**Exercise directions:**
Below is a listing to transcribe in full and exactly; keep the pictures out.

**Extracted records:**
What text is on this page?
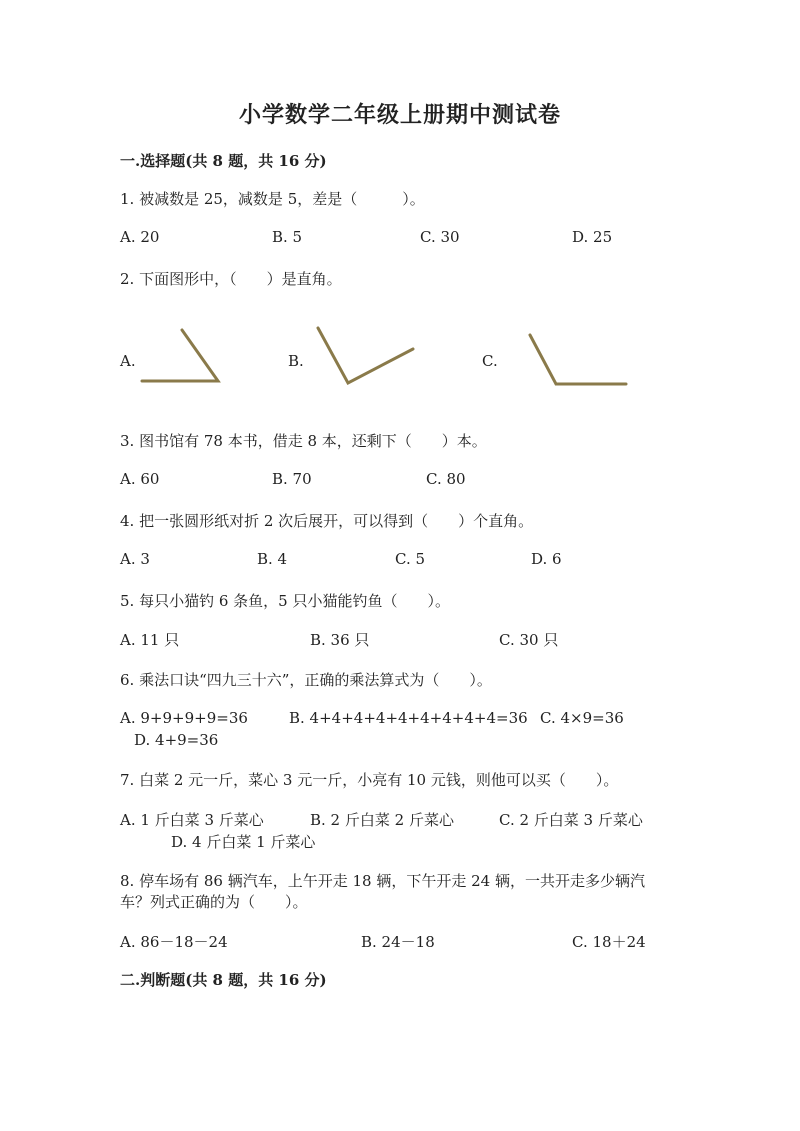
小学数学二年级上册期中测试卷
一.选择题(共 8 题，共 16 分)
1. 被减数是 25，减数是 5，差是（　　　）。
A. 20	B. 5	C. 30	D. 25
2. 下面图形中，（　　）是直角。
A.	B.	C.
3. 图书馆有 78 本书，借走 8 本，还剩下（　　）本。
A. 60	B. 70	C. 80
4. 把一张圆形纸对折 2 次后展开，可以得到（　　）个直角。
A. 3	B. 4	C. 5	D. 6
5. 每只小猫钓 6 条鱼，5 只小猫能钓鱼（　　）。
A. 11 只	B. 36 只	C. 30 只
6. 乘法口诀“四九三十六”，正确的乘法算式为（　　）。
A. 9+9+9+9=36	B. 4+4+4+4+4+4+4+4+4=36 C. 4×9=36
D. 4+9=36
7. 白菜 2 元一斤，菜心 3 元一斤，小亮有 10 元钱，则他可以买（　　）。
A. 1 斤白菜 3 斤菜心	B. 2 斤白菜 2 斤菜心	C. 2 斤白菜 3 斤菜心
D. 4 斤白菜 1 斤菜心
8. 停车场有 86 辆汽车，上午开走 18 辆，下午开走 24 辆，一共开走多少辆汽
车？列式正确的为（　　）。
A. 86－18－24	B. 24－18	C. 18＋24
二.判断题(共 8 题，共 16 分)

**Complete output:**
What text is on this page?
小学数学二年级上册期中测试卷
一.选择题(共 8 题，共 16 分)
1. 被减数是 25，减数是 5，差是（　　　）。
A. 20	B. 5	C. 30	D. 25
2. 下面图形中，（　　）是直角。
A.	B.	C.
3. 图书馆有 78 本书，借走 8 本，还剩下（　　）本。
A. 60	B. 70	C. 80
4. 把一张圆形纸对折 2 次后展开，可以得到（　　）个直角。
A. 3	B. 4	C. 5	D. 6
5. 每只小猫钓 6 条鱼，5 只小猫能钓鱼（　　）。
A. 11 只	B. 36 只	C. 30 只
6. 乘法口诀“四九三十六”，正确的乘法算式为（　　）。
A. 9+9+9+9=36	B. 4+4+4+4+4+4+4+4+4=36 C. 4×9=36
D. 4+9=36
7. 白菜 2 元一斤，菜心 3 元一斤，小亮有 10 元钱，则他可以买（　　）。
A. 1 斤白菜 3 斤菜心	B. 2 斤白菜 2 斤菜心	C. 2 斤白菜 3 斤菜心
D. 4 斤白菜 1 斤菜心
8. 停车场有 86 辆汽车，上午开走 18 辆，下午开走 24 辆，一共开走多少辆汽
车？列式正确的为（　　）。
A. 86－18－24	B. 24－18	C. 18＋24
二.判断题(共 8 题，共 16 分)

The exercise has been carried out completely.